→ **Given request**:
Gather from the material every line that contains the string "RapidBand".

→ **Records provided**:
◇ ◇ ◇ ◇

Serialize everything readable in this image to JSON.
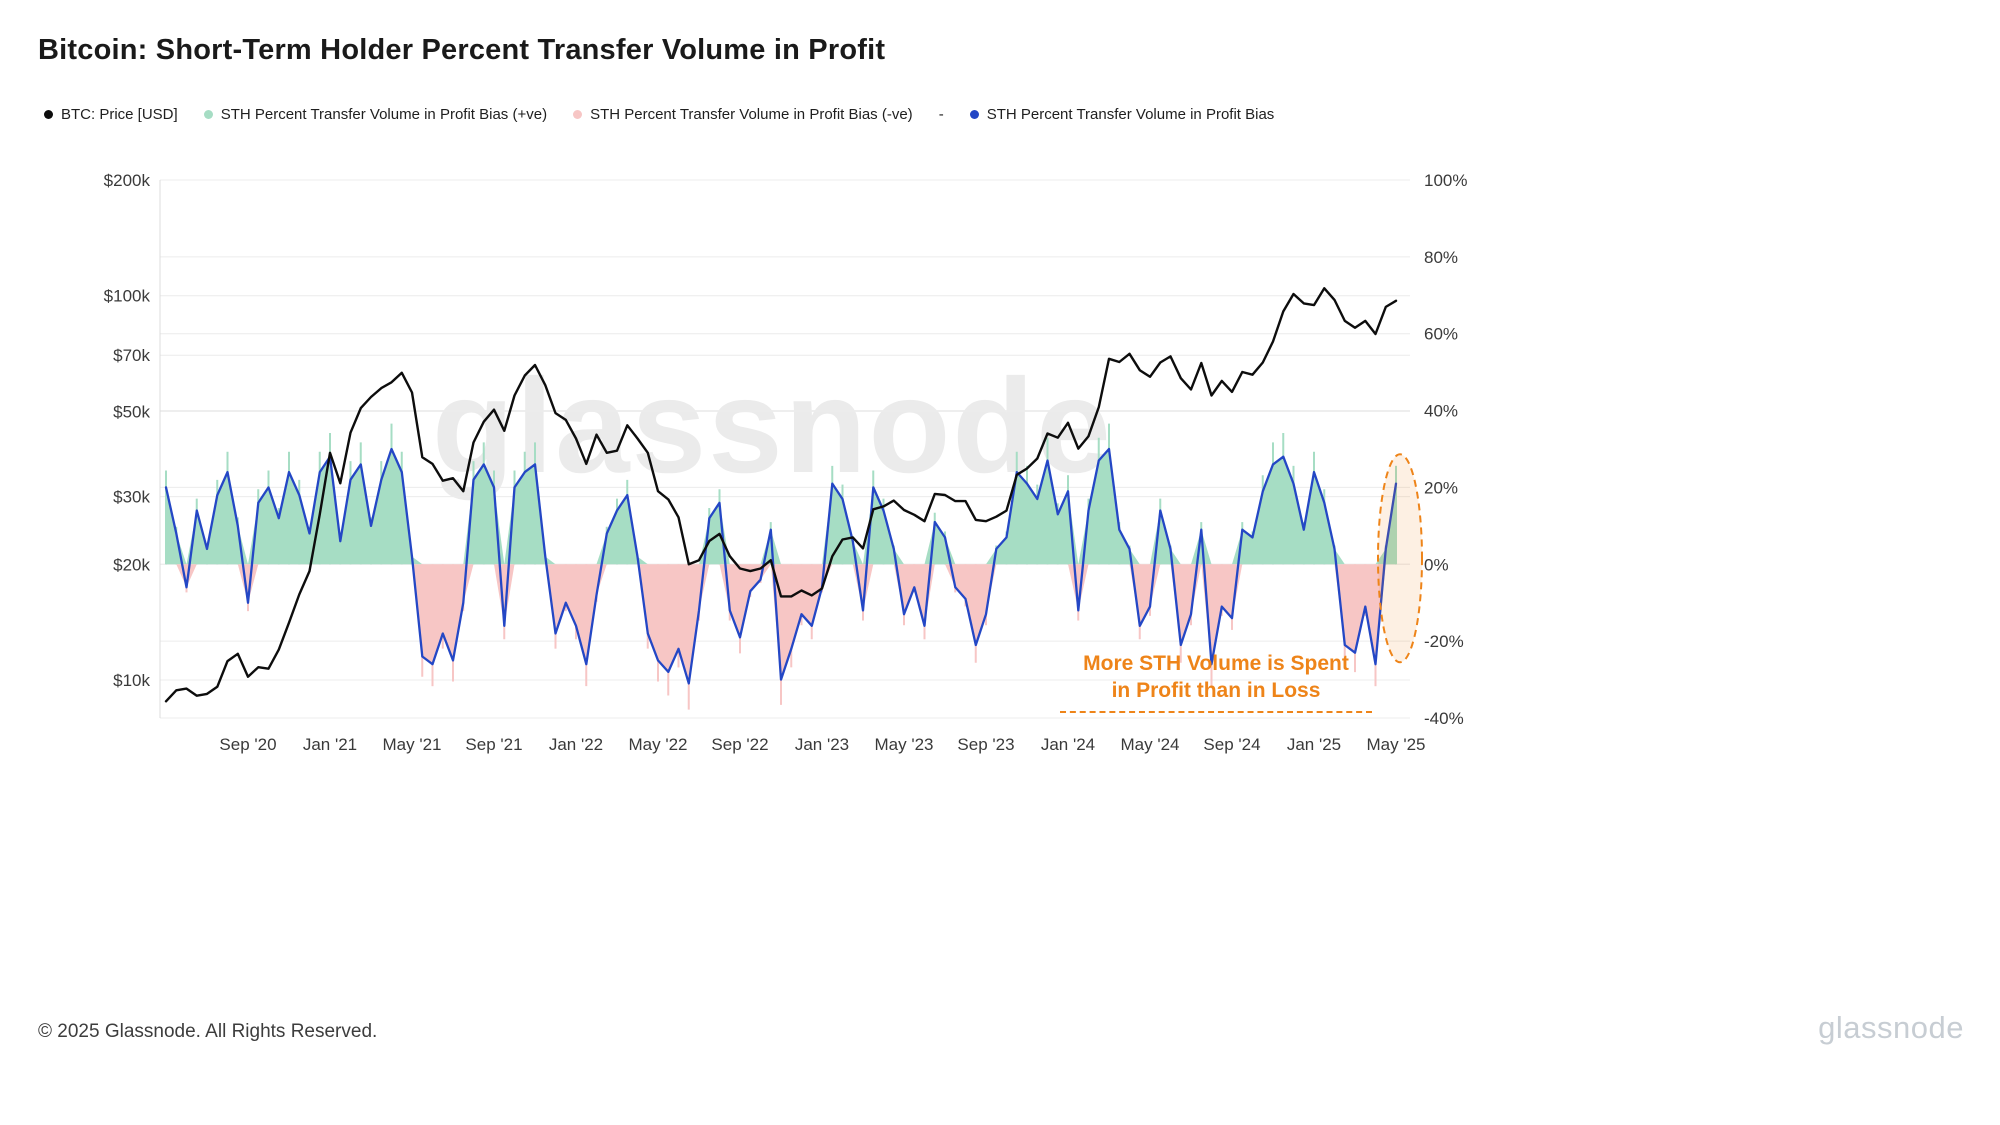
{
  "page": {
    "title": "Bitcoin: Short-Term Holder Percent Transfer Volume in Profit",
    "watermark": "glassnode",
    "footer_copyright": "© 2025 Glassnode. All Rights Reserved.",
    "footer_brand": "glassnode"
  },
  "legend": {
    "items": [
      {
        "label": "BTC: Price [USD]",
        "marker": "dot",
        "color": "#0d0d0d"
      },
      {
        "label": "STH Percent Transfer Volume in Profit Bias (+ve)",
        "marker": "dot",
        "color": "#a6ddc4"
      },
      {
        "label": "STH Percent Transfer Volume in Profit Bias (-ve)",
        "marker": "dot",
        "color": "#f7c6c5"
      },
      {
        "label": "-",
        "marker": "none",
        "color": ""
      },
      {
        "label": "STH Percent Transfer Volume in Profit Bias",
        "marker": "dot",
        "color": "#2447c5"
      }
    ]
  },
  "annotation": {
    "line1": "More STH Volume is Spent",
    "line2": "in Profit than in Loss",
    "color": "#ee8419"
  },
  "chart_data": {
    "type": "line",
    "title": "Bitcoin: Short-Term Holder Percent Transfer Volume in Profit",
    "x_start": "2020-05",
    "x_step_months": 0.5,
    "x_tick_labels": [
      "Sep '20",
      "Jan '21",
      "May '21",
      "Sep '21",
      "Jan '22",
      "May '22",
      "Sep '22",
      "Jan '23",
      "May '23",
      "Sep '23",
      "Jan '24",
      "May '24",
      "Sep '24",
      "Jan '25",
      "May '25"
    ],
    "x_tick_month_offsets": [
      4,
      8,
      12,
      16,
      20,
      24,
      28,
      32,
      36,
      40,
      44,
      48,
      52,
      56,
      60
    ],
    "left_axis": {
      "label": "BTC Price [USD]",
      "scale": "log",
      "ticks": [
        "$200k",
        "$100k",
        "$70k",
        "$50k",
        "$30k",
        "$20k",
        "$10k"
      ],
      "tick_values_usd_k": [
        200,
        100,
        70,
        50,
        30,
        20,
        10
      ]
    },
    "right_axis": {
      "label": "STH Percent Transfer Volume in Profit Bias",
      "scale": "linear",
      "ticks": [
        "100%",
        "80%",
        "60%",
        "40%",
        "20%",
        "0%",
        "-20%",
        "-40%"
      ],
      "tick_values_pct": [
        100,
        80,
        60,
        40,
        20,
        0,
        -20,
        -40
      ],
      "range_pct": [
        -40,
        100
      ]
    },
    "grid": true,
    "legend_position": "top",
    "series": [
      {
        "name": "BTC: Price [USD]",
        "color": "#0d0d0d",
        "unit": "USD thousands",
        "values_usd_k": [
          8.8,
          9.4,
          9.5,
          9.1,
          9.2,
          9.6,
          11.2,
          11.7,
          10.2,
          10.8,
          10.7,
          12.0,
          14.1,
          16.7,
          19.2,
          27.0,
          39.0,
          32.5,
          44.0,
          51.0,
          54.5,
          57.5,
          59.5,
          63.0,
          56.0,
          38.0,
          36.5,
          33.0,
          33.5,
          31.0,
          41.5,
          47.0,
          50.5,
          44.5,
          55.0,
          62.0,
          66.0,
          58.5,
          49.5,
          47.5,
          42.5,
          36.5,
          43.5,
          39.0,
          39.5,
          46.0,
          42.5,
          39.0,
          31.0,
          29.5,
          26.5,
          20.0,
          20.5,
          23.0,
          24.0,
          21.0,
          19.5,
          19.2,
          19.5,
          20.5,
          16.5,
          16.5,
          17.1,
          16.6,
          17.3,
          21.0,
          23.2,
          23.5,
          22.0,
          27.8,
          28.3,
          29.3,
          27.7,
          26.9,
          25.9,
          30.5,
          30.3,
          29.2,
          29.2,
          26.1,
          25.9,
          26.6,
          27.6,
          34.2,
          35.5,
          37.7,
          43.8,
          42.7,
          46.7,
          40.0,
          43.1,
          51.3,
          68.5,
          67.2,
          70.6,
          64.0,
          61.5,
          67.0,
          69.5,
          61.0,
          57.0,
          66.8,
          55.0,
          60.0,
          56.2,
          63.3,
          62.3,
          67.0,
          76.0,
          91.0,
          101.0,
          95.5,
          94.5,
          104.5,
          97.5,
          86.0,
          82.5,
          86.0,
          79.5,
          93.5,
          97.0
        ]
      },
      {
        "name": "STH Percent Transfer Volume in Profit Bias",
        "color": "#2447c5",
        "unit": "%",
        "fill_positive": "#a6ddc4",
        "fill_negative": "#f7c6c5",
        "values_pct": [
          20,
          8,
          -6,
          14,
          4,
          18,
          24,
          10,
          -10,
          16,
          20,
          12,
          24,
          18,
          8,
          24,
          28,
          6,
          22,
          26,
          10,
          22,
          30,
          24,
          2,
          -24,
          -26,
          -18,
          -25,
          -10,
          22,
          26,
          20,
          -16,
          20,
          24,
          26,
          2,
          -18,
          -10,
          -16,
          -26,
          -8,
          8,
          14,
          18,
          2,
          -18,
          -25,
          -28,
          -22,
          -31,
          -12,
          12,
          16,
          -12,
          -19,
          -7,
          -4,
          9,
          -30,
          -22,
          -13,
          -16,
          -6,
          21,
          17,
          6,
          -12,
          20,
          14,
          4,
          -13,
          -6,
          -16,
          11,
          7,
          -6,
          -9,
          -21,
          -13,
          4,
          7,
          24,
          21,
          17,
          27,
          13,
          19,
          -12,
          14,
          27,
          30,
          9,
          4,
          -16,
          -11,
          14,
          4,
          -21,
          -13,
          9,
          -26,
          -11,
          -14,
          9,
          7,
          19,
          26,
          28,
          21,
          9,
          24,
          16,
          4,
          -21,
          -23,
          -11,
          -26,
          4,
          21
        ]
      }
    ],
    "highlight": {
      "type": "dashed-ellipse",
      "note": "More STH Volume is Spent in Profit than in Loss",
      "color": "#ee8419",
      "at_x_label": "May '25"
    }
  }
}
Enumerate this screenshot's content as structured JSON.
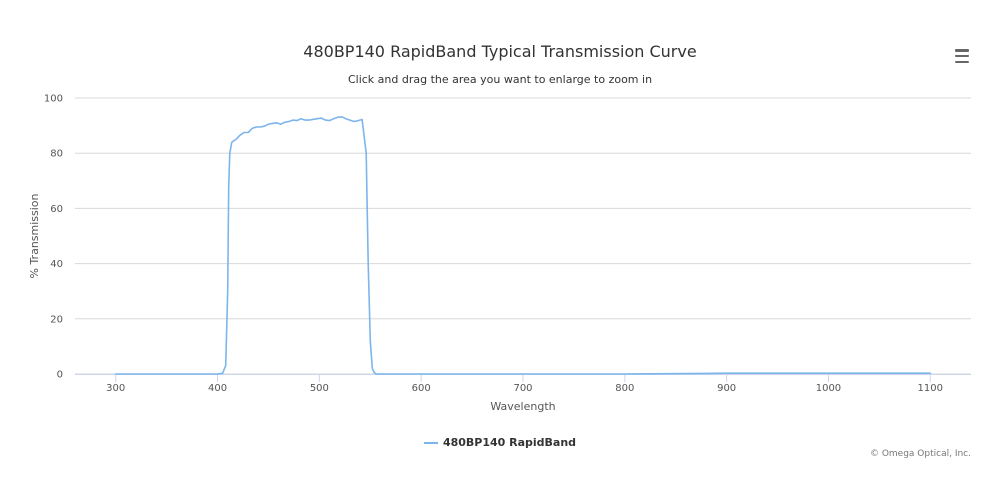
{
  "title": "480BP140 RapidBand Typical Transmission Curve",
  "subtitle": "Click and drag the area you want to enlarge to zoom in",
  "credits": "© Omega Optical, Inc.",
  "menu_icon": "hamburger-menu-icon",
  "colors": {
    "series": "#7cb5ec",
    "grid": "#d8d8d8",
    "axis": "#ccd6eb"
  },
  "chart_data": {
    "type": "line",
    "xlabel": "Wavelength",
    "ylabel": "% Transmission",
    "xlim": [
      260,
      1140
    ],
    "ylim": [
      0,
      100
    ],
    "x_ticks": [
      300,
      400,
      500,
      600,
      700,
      800,
      900,
      1000,
      1100
    ],
    "y_ticks": [
      0,
      20,
      40,
      60,
      80,
      100
    ],
    "grid": true,
    "legend_position": "bottom-center",
    "series": [
      {
        "name": "480BP140 RapidBand",
        "x": [
          300,
          350,
          400,
          405,
          408,
          410,
          411,
          412,
          414,
          418,
          422,
          426,
          430,
          434,
          438,
          442,
          446,
          450,
          454,
          458,
          462,
          466,
          470,
          474,
          478,
          482,
          486,
          490,
          494,
          498,
          502,
          506,
          510,
          514,
          518,
          522,
          526,
          530,
          534,
          538,
          542,
          546,
          548,
          550,
          552,
          554,
          556,
          560,
          600,
          700,
          800,
          880,
          900,
          1000,
          1100
        ],
        "y": [
          0,
          0,
          0,
          0.3,
          3,
          30,
          68,
          80,
          84,
          85,
          86.5,
          87.5,
          87.5,
          89,
          89.5,
          89.5,
          89.8,
          90.5,
          90.8,
          91,
          90.5,
          91.2,
          91.5,
          92,
          91.8,
          92.5,
          92,
          92,
          92.3,
          92.5,
          92.7,
          92,
          91.8,
          92.5,
          93,
          93.2,
          92.5,
          92,
          91.5,
          91.8,
          92.2,
          80,
          40,
          12,
          2,
          0.5,
          0,
          0,
          0,
          0,
          0,
          0.2,
          0.3,
          0.3,
          0.3
        ]
      }
    ]
  }
}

◇ ◇ ◇ ◇

→ **The reply**:
  "title": "480BP140 RapidBand Typical Transmission Curve",
        "name": "480BP140 RapidBand",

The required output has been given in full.